• Lines of data
Start

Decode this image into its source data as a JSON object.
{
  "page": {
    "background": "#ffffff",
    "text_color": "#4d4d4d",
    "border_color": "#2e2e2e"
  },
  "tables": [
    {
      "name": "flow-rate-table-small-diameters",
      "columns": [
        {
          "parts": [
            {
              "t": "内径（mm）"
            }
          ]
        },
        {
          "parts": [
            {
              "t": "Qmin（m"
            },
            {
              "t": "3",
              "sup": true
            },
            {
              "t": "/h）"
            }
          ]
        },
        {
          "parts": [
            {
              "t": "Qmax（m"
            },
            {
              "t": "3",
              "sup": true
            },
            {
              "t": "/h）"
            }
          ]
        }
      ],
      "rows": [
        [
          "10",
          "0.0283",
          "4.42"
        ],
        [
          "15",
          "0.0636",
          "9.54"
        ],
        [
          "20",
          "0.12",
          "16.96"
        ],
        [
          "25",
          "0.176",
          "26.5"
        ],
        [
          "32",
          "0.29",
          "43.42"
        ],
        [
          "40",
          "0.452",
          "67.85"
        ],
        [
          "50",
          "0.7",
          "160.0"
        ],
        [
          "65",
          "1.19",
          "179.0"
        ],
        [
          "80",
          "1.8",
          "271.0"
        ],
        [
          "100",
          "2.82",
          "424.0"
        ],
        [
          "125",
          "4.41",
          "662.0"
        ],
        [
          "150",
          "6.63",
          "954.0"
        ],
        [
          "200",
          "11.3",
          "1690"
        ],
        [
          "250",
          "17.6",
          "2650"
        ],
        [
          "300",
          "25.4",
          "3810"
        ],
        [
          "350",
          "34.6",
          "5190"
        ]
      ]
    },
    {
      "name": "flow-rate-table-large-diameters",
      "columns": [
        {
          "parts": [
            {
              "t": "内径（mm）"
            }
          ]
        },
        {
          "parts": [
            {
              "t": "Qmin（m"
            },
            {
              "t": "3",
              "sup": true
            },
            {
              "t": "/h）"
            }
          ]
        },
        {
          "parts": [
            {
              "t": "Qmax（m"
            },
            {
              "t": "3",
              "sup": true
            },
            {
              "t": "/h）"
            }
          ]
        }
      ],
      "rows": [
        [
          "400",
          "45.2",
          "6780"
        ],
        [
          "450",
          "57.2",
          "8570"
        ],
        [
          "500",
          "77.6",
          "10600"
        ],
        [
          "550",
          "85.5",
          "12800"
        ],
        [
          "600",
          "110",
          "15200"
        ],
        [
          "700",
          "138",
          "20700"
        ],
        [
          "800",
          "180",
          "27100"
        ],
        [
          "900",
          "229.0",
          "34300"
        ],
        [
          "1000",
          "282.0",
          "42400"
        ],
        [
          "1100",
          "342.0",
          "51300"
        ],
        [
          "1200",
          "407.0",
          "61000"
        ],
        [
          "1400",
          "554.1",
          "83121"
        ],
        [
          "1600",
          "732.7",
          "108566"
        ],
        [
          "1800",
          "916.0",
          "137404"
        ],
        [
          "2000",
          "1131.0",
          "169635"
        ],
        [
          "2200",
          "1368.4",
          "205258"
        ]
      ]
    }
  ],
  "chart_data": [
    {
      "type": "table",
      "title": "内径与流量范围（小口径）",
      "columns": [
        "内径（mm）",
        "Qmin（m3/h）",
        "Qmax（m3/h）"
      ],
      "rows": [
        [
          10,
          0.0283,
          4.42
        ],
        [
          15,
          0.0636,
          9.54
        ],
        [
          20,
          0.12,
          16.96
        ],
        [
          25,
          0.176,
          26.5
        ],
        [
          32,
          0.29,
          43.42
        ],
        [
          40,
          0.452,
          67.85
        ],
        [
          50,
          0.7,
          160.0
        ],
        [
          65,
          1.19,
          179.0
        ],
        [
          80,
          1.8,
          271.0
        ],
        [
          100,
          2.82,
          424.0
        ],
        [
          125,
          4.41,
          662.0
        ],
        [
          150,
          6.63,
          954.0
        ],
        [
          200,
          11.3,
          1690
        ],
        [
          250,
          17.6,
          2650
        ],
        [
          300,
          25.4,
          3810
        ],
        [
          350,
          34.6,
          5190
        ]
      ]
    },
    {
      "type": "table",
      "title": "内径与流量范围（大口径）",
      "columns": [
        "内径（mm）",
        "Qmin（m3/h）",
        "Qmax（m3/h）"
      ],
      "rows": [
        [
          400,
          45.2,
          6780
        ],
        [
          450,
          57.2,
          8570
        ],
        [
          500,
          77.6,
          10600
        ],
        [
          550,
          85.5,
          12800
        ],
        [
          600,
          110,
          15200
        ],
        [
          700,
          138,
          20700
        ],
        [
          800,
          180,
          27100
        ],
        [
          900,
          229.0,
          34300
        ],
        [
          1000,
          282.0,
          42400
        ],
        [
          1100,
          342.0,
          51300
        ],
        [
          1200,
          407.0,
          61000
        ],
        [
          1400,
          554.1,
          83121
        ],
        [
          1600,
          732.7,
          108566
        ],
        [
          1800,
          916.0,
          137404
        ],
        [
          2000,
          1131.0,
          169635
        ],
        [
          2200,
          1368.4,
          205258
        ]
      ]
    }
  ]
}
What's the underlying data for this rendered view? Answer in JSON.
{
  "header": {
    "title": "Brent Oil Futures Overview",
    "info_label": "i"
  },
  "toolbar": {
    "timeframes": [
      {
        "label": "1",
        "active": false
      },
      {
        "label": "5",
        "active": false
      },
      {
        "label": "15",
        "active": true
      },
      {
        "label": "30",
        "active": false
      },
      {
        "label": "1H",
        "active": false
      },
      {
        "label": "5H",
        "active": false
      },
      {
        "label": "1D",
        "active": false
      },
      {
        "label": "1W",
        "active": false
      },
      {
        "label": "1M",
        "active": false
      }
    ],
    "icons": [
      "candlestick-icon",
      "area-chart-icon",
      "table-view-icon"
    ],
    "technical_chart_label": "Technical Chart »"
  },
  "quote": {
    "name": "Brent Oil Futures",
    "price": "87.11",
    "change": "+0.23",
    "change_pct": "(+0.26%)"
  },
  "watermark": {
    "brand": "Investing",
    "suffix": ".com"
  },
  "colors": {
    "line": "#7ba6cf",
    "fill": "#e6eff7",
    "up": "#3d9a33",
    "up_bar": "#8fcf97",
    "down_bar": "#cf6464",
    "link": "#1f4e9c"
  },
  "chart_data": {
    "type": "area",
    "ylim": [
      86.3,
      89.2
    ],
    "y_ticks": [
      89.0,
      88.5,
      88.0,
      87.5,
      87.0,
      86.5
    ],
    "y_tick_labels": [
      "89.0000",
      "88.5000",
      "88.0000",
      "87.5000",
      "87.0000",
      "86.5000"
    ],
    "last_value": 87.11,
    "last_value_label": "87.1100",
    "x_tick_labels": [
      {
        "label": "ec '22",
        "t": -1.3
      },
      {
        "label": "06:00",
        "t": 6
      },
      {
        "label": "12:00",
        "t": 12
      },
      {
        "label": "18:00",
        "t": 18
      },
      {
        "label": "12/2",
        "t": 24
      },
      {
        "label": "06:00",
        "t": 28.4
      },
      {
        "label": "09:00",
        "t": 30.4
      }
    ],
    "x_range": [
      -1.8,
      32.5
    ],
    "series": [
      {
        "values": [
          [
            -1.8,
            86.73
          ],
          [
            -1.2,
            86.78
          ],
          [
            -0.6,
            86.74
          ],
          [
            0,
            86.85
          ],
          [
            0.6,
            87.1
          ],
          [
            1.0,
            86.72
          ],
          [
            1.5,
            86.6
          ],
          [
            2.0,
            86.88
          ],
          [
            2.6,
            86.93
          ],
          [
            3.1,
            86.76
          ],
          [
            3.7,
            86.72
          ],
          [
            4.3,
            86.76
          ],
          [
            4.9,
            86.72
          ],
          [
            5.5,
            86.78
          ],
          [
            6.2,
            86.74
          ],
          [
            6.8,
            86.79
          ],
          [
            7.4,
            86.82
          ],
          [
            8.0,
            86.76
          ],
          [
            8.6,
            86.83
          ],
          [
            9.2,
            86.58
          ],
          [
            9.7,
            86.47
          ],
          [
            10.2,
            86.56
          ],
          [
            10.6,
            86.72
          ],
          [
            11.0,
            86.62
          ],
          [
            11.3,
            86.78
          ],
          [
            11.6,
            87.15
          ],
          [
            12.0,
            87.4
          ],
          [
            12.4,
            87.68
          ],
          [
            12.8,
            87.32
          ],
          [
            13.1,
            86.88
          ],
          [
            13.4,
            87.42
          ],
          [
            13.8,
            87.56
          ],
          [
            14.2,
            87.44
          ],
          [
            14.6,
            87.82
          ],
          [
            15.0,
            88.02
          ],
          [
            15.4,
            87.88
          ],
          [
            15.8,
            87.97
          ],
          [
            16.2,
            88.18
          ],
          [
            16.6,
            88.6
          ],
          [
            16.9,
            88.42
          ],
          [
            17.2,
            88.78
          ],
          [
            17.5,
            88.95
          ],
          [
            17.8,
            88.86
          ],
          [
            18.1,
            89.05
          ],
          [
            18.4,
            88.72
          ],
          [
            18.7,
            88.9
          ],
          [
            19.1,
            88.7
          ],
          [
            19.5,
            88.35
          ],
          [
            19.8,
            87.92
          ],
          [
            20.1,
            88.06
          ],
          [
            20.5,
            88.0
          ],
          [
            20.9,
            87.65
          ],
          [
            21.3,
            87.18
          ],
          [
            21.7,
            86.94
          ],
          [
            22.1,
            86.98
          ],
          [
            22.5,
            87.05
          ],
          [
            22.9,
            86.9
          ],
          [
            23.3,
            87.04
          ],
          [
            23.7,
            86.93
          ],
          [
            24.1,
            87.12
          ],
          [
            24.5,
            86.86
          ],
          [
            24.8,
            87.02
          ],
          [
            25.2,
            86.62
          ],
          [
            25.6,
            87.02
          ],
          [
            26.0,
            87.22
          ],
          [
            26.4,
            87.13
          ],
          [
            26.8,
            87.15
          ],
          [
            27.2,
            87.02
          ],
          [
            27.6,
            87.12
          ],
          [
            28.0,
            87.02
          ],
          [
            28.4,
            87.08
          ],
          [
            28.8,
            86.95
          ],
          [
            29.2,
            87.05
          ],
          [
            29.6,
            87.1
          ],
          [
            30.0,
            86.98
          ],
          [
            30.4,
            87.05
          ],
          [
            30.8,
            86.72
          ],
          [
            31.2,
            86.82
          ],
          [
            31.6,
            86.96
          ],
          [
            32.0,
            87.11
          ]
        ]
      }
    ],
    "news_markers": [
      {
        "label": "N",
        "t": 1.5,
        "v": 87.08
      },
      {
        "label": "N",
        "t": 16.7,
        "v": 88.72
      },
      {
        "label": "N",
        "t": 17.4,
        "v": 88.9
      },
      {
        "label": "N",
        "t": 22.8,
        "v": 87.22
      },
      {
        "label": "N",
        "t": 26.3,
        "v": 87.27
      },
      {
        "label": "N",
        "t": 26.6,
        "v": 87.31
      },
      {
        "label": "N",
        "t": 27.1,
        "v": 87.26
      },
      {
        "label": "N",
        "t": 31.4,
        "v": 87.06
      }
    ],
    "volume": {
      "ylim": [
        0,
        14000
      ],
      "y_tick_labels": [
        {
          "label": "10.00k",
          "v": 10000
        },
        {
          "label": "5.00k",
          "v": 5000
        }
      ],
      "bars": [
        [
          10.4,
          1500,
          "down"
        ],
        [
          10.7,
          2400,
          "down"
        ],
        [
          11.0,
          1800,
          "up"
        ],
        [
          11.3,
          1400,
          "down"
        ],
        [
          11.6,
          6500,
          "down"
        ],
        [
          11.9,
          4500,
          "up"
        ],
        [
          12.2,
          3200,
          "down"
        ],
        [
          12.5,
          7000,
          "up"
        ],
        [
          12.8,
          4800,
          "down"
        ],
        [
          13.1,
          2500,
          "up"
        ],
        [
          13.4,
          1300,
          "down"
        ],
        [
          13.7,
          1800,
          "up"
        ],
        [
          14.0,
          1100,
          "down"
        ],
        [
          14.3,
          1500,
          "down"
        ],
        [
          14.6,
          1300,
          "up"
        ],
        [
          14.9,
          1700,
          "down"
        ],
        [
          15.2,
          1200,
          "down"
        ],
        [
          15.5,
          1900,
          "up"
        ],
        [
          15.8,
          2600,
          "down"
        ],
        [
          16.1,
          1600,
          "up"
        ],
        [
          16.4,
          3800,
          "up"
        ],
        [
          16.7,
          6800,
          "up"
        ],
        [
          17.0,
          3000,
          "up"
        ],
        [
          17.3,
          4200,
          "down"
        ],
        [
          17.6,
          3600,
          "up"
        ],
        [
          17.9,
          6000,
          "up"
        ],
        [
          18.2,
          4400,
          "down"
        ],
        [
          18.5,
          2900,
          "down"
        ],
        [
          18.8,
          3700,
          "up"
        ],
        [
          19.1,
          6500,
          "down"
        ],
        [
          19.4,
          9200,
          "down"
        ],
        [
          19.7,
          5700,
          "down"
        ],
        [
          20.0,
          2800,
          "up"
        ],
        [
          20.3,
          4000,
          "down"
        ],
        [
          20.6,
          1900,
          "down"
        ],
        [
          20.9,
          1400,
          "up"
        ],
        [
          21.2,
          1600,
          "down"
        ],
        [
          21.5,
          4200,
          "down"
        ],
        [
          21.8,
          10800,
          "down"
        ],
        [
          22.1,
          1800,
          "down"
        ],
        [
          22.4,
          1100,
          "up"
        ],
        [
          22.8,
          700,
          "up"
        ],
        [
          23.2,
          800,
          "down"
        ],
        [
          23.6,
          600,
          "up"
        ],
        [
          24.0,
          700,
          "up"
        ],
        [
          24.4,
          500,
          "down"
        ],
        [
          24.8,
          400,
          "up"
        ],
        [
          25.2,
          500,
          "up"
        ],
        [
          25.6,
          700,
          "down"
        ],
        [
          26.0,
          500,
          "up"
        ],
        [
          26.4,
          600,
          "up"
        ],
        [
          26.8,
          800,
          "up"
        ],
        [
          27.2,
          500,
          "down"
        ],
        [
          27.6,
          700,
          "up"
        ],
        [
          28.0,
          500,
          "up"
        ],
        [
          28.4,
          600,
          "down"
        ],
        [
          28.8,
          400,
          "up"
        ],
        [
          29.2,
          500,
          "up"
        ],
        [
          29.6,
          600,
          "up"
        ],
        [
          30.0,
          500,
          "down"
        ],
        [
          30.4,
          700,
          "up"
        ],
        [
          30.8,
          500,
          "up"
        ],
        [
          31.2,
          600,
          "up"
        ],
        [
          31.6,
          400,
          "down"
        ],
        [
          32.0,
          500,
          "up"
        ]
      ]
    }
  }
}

End

Look above for lines with the word "name" and copy them all.

      "name": "flow-rate-table-small-diameters",
      "name": "flow-rate-table-large-diameters",
    "name": "Brent Oil Futures",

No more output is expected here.